◆ **Job**
Return the full material exactly.

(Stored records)
===============

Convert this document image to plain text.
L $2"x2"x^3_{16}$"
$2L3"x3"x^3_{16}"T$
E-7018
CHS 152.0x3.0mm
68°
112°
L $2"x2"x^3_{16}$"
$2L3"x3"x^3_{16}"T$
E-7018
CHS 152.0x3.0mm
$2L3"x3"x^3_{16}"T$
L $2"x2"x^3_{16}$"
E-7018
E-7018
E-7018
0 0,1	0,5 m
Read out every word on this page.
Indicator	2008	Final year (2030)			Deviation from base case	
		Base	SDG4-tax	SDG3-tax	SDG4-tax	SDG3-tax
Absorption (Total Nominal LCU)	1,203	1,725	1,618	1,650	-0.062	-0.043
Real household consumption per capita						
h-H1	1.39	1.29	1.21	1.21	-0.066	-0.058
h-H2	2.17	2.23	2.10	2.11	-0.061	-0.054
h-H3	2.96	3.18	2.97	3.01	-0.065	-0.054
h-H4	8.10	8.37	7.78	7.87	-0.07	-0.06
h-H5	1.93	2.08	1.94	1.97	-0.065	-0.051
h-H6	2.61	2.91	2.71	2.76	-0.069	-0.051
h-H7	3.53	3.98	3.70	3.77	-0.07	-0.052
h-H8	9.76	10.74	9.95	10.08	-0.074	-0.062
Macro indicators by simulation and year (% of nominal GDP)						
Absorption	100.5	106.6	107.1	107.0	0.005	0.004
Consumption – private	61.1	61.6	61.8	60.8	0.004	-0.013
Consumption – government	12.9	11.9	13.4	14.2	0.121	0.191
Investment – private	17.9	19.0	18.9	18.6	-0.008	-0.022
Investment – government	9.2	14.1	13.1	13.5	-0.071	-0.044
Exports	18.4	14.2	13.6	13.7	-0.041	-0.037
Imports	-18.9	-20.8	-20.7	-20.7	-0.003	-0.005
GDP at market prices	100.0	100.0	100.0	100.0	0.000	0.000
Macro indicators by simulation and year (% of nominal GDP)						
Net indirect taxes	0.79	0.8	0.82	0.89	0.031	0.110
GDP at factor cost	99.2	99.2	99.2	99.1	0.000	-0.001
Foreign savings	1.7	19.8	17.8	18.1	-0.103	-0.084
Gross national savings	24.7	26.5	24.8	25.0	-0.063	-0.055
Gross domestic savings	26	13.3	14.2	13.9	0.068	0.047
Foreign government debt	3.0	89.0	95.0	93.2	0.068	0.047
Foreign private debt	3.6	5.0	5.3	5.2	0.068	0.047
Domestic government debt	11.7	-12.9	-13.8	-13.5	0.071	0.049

===============

◆ **Response to this task**
Convert this document image to plain text.
L $2"x2"x^3_{16}$"
$2L3"x3"x^3_{16}"T$
E-7018
CHS 152.0x3.0mm
68°
112°
L $2"x2"x^3_{16}$"
$2L3"x3"x^3_{16}"T$
E-7018
CHS 152.0x3.0mm
$2L3"x3"x^3_{16}"T$
L $2"x2"x^3_{16}$"
E-7018
E-7018
E-7018
0 0,1	0,5 m
Read out every word on this page.
Indicator	2008	Final year (2030)			Deviation from base case	
		Base	SDG4-tax	SDG3-tax	SDG4-tax	SDG3-tax
Absorption (Total Nominal LCU)	1,203	1,725	1,618	1,650	-0.062	-0.043
Real household consumption per capita						
h-H1	1.39	1.29	1.21	1.21	-0.066	-0.058
h-H2	2.17	2.23	2.10	2.11	-0.061	-0.054
h-H3	2.96	3.18	2.97	3.01	-0.065	-0.054
h-H4	8.10	8.37	7.78	7.87	-0.07	-0.06
h-H5	1.93	2.08	1.94	1.97	-0.065	-0.051
h-H6	2.61	2.91	2.71	2.76	-0.069	-0.051
h-H7	3.53	3.98	3.70	3.77	-0.07	-0.052
h-H8	9.76	10.74	9.95	10.08	-0.074	-0.062
Macro indicators by simulation and year (% of nominal GDP)						
Absorption	100.5	106.6	107.1	107.0	0.005	0.004
Consumption – private	61.1	61.6	61.8	60.8	0.004	-0.013
Consumption – government	12.9	11.9	13.4	14.2	0.121	0.191
Investment – private	17.9	19.0	18.9	18.6	-0.008	-0.022
Investment – government	9.2	14.1	13.1	13.5	-0.071	-0.044
Exports	18.4	14.2	13.6	13.7	-0.041	-0.037
Imports	-18.9	-20.8	-20.7	-20.7	-0.003	-0.005
GDP at market prices	100.0	100.0	100.0	100.0	0.000	0.000
Macro indicators by simulation and year (% of nominal GDP)						
Net indirect taxes	0.79	0.8	0.82	0.89	0.031	0.110
GDP at factor cost	99.2	99.2	99.2	99.1	0.000	-0.001
Foreign savings	1.7	19.8	17.8	18.1	-0.103	-0.084
Gross national savings	24.7	26.5	24.8	25.0	-0.063	-0.055
Gross domestic savings	26	13.3	14.2	13.9	0.068	0.047
Foreign government debt	3.0	89.0	95.0	93.2	0.068	0.047
Foreign private debt	3.6	5.0	5.3	5.2	0.068	0.047
Domestic government debt	11.7	-12.9	-13.8	-13.5	0.071	0.049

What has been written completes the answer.